Dataset records →
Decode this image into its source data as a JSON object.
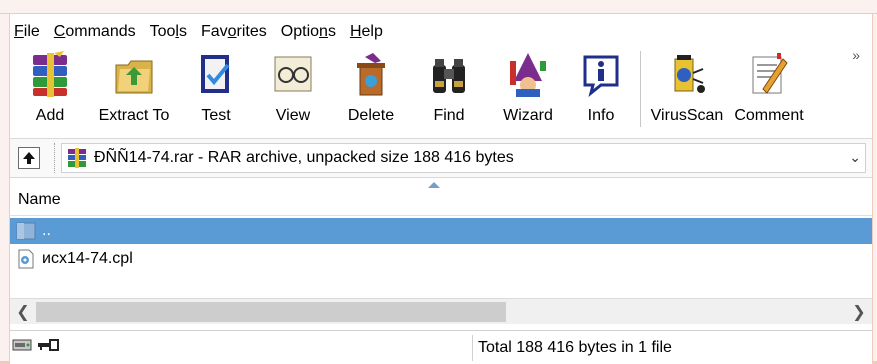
{
  "menu": [
    {
      "pre": "",
      "u": "F",
      "post": "ile"
    },
    {
      "pre": "",
      "u": "C",
      "post": "ommands"
    },
    {
      "pre": "Too",
      "u": "l",
      "post": "s"
    },
    {
      "pre": "Fav",
      "u": "o",
      "post": "rites"
    },
    {
      "pre": "Optio",
      "u": "n",
      "post": "s"
    },
    {
      "pre": "",
      "u": "H",
      "post": "elp"
    }
  ],
  "toolbar": {
    "add": "Add",
    "extract": "Extract To",
    "test": "Test",
    "view": "View",
    "delete": "Delete",
    "find": "Find",
    "wizard": "Wizard",
    "info": "Info",
    "virusscan": "VirusScan",
    "comment": "Comment",
    "overflow": "»"
  },
  "path": {
    "text": "ÐÑÑ14-74.rar - RAR archive, unpacked size 188 416 bytes"
  },
  "list": {
    "column_name": "Name",
    "rows": [
      {
        "name": "..",
        "selected": true
      },
      {
        "name": "исх14-74.cpl",
        "selected": false
      }
    ]
  },
  "status": {
    "text": "Total 188 416 bytes in 1 file"
  },
  "icons": {
    "add": "archive-books-icon",
    "extract": "extract-folder-icon",
    "test": "clipboard-check-icon",
    "view": "glasses-icon",
    "delete": "trash-icon",
    "find": "binoculars-icon",
    "wizard": "wizard-icon",
    "info": "info-icon",
    "virusscan": "virus-scan-icon",
    "comment": "comment-pencil-icon"
  },
  "colors": {
    "selection": "#5b9bd5",
    "frame": "#f1c9bd"
  }
}
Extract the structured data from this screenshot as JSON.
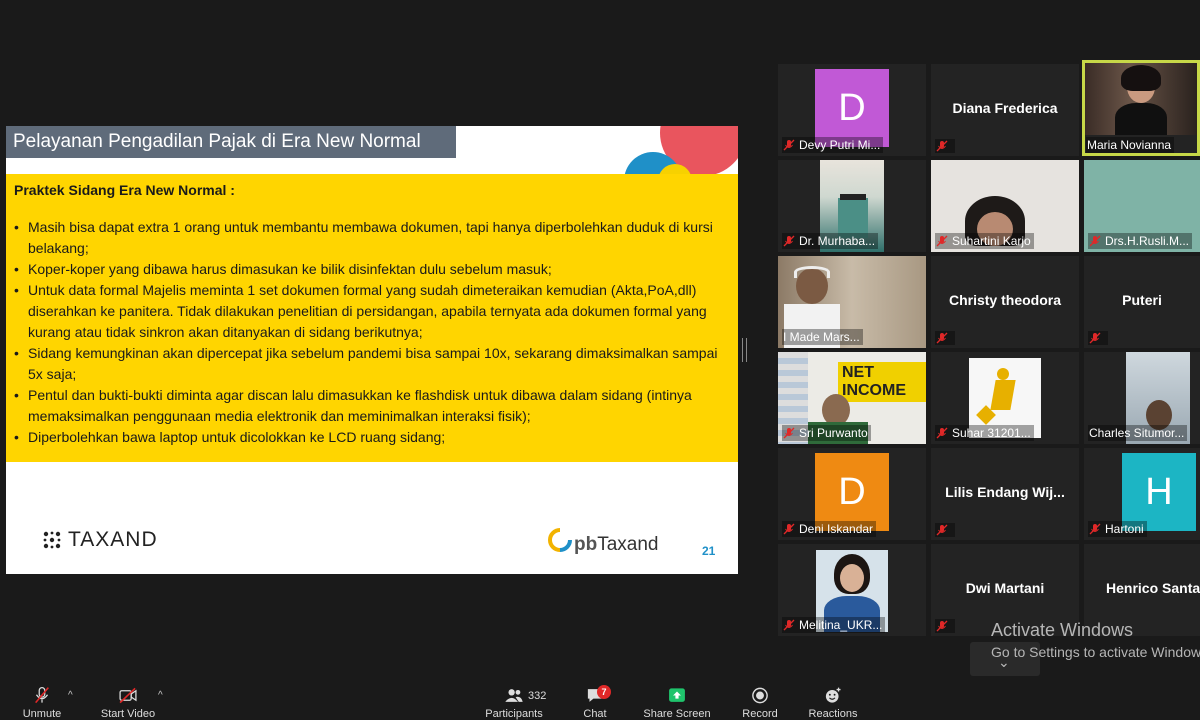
{
  "slide": {
    "title": "Pelayanan Pengadilan Pajak di Era New Normal",
    "section_heading": "Praktek Sidang Era New Normal :",
    "bullets": [
      "Masih bisa dapat extra 1 orang untuk membantu membawa dokumen, tapi hanya diperbolehkan duduk di kursi belakang;",
      "Koper-koper yang dibawa harus dimasukan ke bilik disinfektan dulu sebelum masuk;",
      "Untuk data formal Majelis meminta 1 set dokumen formal yang sudah dimeteraikan kemudian (Akta,PoA,dll) diserahkan ke panitera. Tidak dilakukan penelitian di persidangan, apabila ternyata ada dokumen formal yang kurang atau tidak sinkron akan ditanyakan di sidang berikutnya;",
      "Sidang  kemungkinan akan dipercepat jika sebelum pandemi bisa sampai 10x, sekarang dimaksimalkan sampai 5x saja;",
      "Pentul dan bukti-bukti diminta agar discan lalu dimasukkan ke flashdisk untuk dibawa dalam sidang (intinya memaksimalkan penggunaan media elektronik dan meminimalkan interaksi fisik);",
      "Diperbolehkan bawa laptop untuk dicolokkan ke LCD ruang sidang;"
    ],
    "bullet_glyph": "•",
    "logo_left": "TAXAND",
    "logo_right_prefix": "pb",
    "logo_right_main": "Taxand",
    "page_number": "21"
  },
  "participants": {
    "devy": {
      "name": "Devy Putri Mi...",
      "avatar_letter": "D",
      "avatar_color": "#c159d6"
    },
    "diana": {
      "name": "Diana Frederica"
    },
    "maria": {
      "name": "Maria Novianna"
    },
    "murhaba": {
      "name": "Dr. Murhaba..."
    },
    "suhartini": {
      "name": "Suhartini Karjo"
    },
    "rusli": {
      "name": "Drs.H.Rusli.M..."
    },
    "imade": {
      "name": "I Made Mars..."
    },
    "christy": {
      "name": "Christy theodora"
    },
    "puteri": {
      "name": "Puteri"
    },
    "sri": {
      "name": "Sri Purwanto",
      "video_text": "NET INCOME"
    },
    "suhar": {
      "name": "Suhar 31201..."
    },
    "charles": {
      "name": "Charles Situmor..."
    },
    "deni": {
      "name": "Deni Iskandar",
      "avatar_letter": "D",
      "avatar_color": "#ef8a12"
    },
    "lilis": {
      "name": "Lilis  Endang  Wij..."
    },
    "hartoni": {
      "name": "Hartoni",
      "avatar_letter": "H",
      "avatar_color": "#1cb5c4"
    },
    "melitina": {
      "name": "Melitina_UKR..."
    },
    "dwi": {
      "name": "Dwi Martani"
    },
    "henrico": {
      "name": "Henrico Santar"
    }
  },
  "watermark": {
    "line1": "Activate Windows",
    "line2": "Go to Settings to activate Window"
  },
  "toolbar": {
    "unmute": "Unmute",
    "start_video": "Start Video",
    "participants_label": "Participants",
    "participants_count": "332",
    "chat_label": "Chat",
    "chat_badge": "7",
    "share_label": "Share Screen",
    "record_label": "Record",
    "reactions_label": "Reactions",
    "caret": "^"
  },
  "colors": {
    "accent_green": "#1fc46c",
    "active_border": "#c7d848",
    "mic_off_red": "#e02828"
  }
}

WORK TASK → Reproduce each record above by retyping it exactly; omit all images.

ANSWER TO THIS TASK →
Decode this image into its source data as a JSON object.
{
  "menu": [
    {
      "pre": "",
      "u": "F",
      "post": "ile"
    },
    {
      "pre": "",
      "u": "C",
      "post": "ommands"
    },
    {
      "pre": "Too",
      "u": "l",
      "post": "s"
    },
    {
      "pre": "Fav",
      "u": "o",
      "post": "rites"
    },
    {
      "pre": "Optio",
      "u": "n",
      "post": "s"
    },
    {
      "pre": "",
      "u": "H",
      "post": "elp"
    }
  ],
  "toolbar": {
    "add": "Add",
    "extract": "Extract To",
    "test": "Test",
    "view": "View",
    "delete": "Delete",
    "find": "Find",
    "wizard": "Wizard",
    "info": "Info",
    "virusscan": "VirusScan",
    "comment": "Comment",
    "overflow": "»"
  },
  "path": {
    "text": "ÐÑÑ14-74.rar - RAR archive, unpacked size 188 416 bytes"
  },
  "list": {
    "column_name": "Name",
    "rows": [
      {
        "name": "..",
        "selected": true
      },
      {
        "name": "исх14-74.cpl",
        "selected": false
      }
    ]
  },
  "status": {
    "text": "Total 188 416 bytes in 1 file"
  },
  "icons": {
    "add": "archive-books-icon",
    "extract": "extract-folder-icon",
    "test": "clipboard-check-icon",
    "view": "glasses-icon",
    "delete": "trash-icon",
    "find": "binoculars-icon",
    "wizard": "wizard-icon",
    "info": "info-icon",
    "virusscan": "virus-scan-icon",
    "comment": "comment-pencil-icon"
  },
  "colors": {
    "selection": "#5b9bd5",
    "frame": "#f1c9bd"
  }
}
Extract the structured data from this screenshot as JSON.
{
  "slide": {
    "title": "Pelayanan Pengadilan Pajak di Era New Normal",
    "section_heading": "Praktek Sidang Era New Normal :",
    "bullets": [
      "Masih bisa dapat extra 1 orang untuk membantu membawa dokumen, tapi hanya diperbolehkan duduk di kursi belakang;",
      "Koper-koper yang dibawa harus dimasukan ke bilik disinfektan dulu sebelum masuk;",
      "Untuk data formal Majelis meminta 1 set dokumen formal yang sudah dimeteraikan kemudian (Akta,PoA,dll) diserahkan ke panitera. Tidak dilakukan penelitian di persidangan, apabila ternyata ada dokumen formal yang kurang atau tidak sinkron akan ditanyakan di sidang berikutnya;",
      "Sidang  kemungkinan akan dipercepat jika sebelum pandemi bisa sampai 10x, sekarang dimaksimalkan sampai 5x saja;",
      "Pentul dan bukti-bukti diminta agar discan lalu dimasukkan ke flashdisk untuk dibawa dalam sidang (intinya memaksimalkan penggunaan media elektronik dan meminimalkan interaksi fisik);",
      "Diperbolehkan bawa laptop untuk dicolokkan ke LCD ruang sidang;"
    ],
    "bullet_glyph": "•",
    "logo_left": "TAXAND",
    "logo_right_prefix": "pb",
    "logo_right_main": "Taxand",
    "page_number": "21"
  },
  "participants": {
    "devy": {
      "name": "Devy Putri Mi...",
      "avatar_letter": "D",
      "avatar_color": "#c159d6"
    },
    "diana": {
      "name": "Diana Frederica"
    },
    "maria": {
      "name": "Maria Novianna"
    },
    "murhaba": {
      "name": "Dr. Murhaba..."
    },
    "suhartini": {
      "name": "Suhartini Karjo"
    },
    "rusli": {
      "name": "Drs.H.Rusli.M..."
    },
    "imade": {
      "name": "I Made Mars..."
    },
    "christy": {
      "name": "Christy theodora"
    },
    "puteri": {
      "name": "Puteri"
    },
    "sri": {
      "name": "Sri Purwanto",
      "video_text": "NET INCOME"
    },
    "suhar": {
      "name": "Suhar 31201..."
    },
    "charles": {
      "name": "Charles Situmor..."
    },
    "deni": {
      "name": "Deni Iskandar",
      "avatar_letter": "D",
      "avatar_color": "#ef8a12"
    },
    "lilis": {
      "name": "Lilis  Endang  Wij..."
    },
    "hartoni": {
      "name": "Hartoni",
      "avatar_letter": "H",
      "avatar_color": "#1cb5c4"
    },
    "melitina": {
      "name": "Melitina_UKR..."
    },
    "dwi": {
      "name": "Dwi Martani"
    },
    "henrico": {
      "name": "Henrico Santar"
    }
  },
  "watermark": {
    "line1": "Activate Windows",
    "line2": "Go to Settings to activate Window"
  },
  "toolbar": {
    "unmute": "Unmute",
    "start_video": "Start Video",
    "participants_label": "Participants",
    "participants_count": "332",
    "chat_label": "Chat",
    "chat_badge": "7",
    "share_label": "Share Screen",
    "record_label": "Record",
    "reactions_label": "Reactions",
    "caret": "^"
  },
  "colors": {
    "accent_green": "#1fc46c",
    "active_border": "#c7d848",
    "mic_off_red": "#e02828"
  }
}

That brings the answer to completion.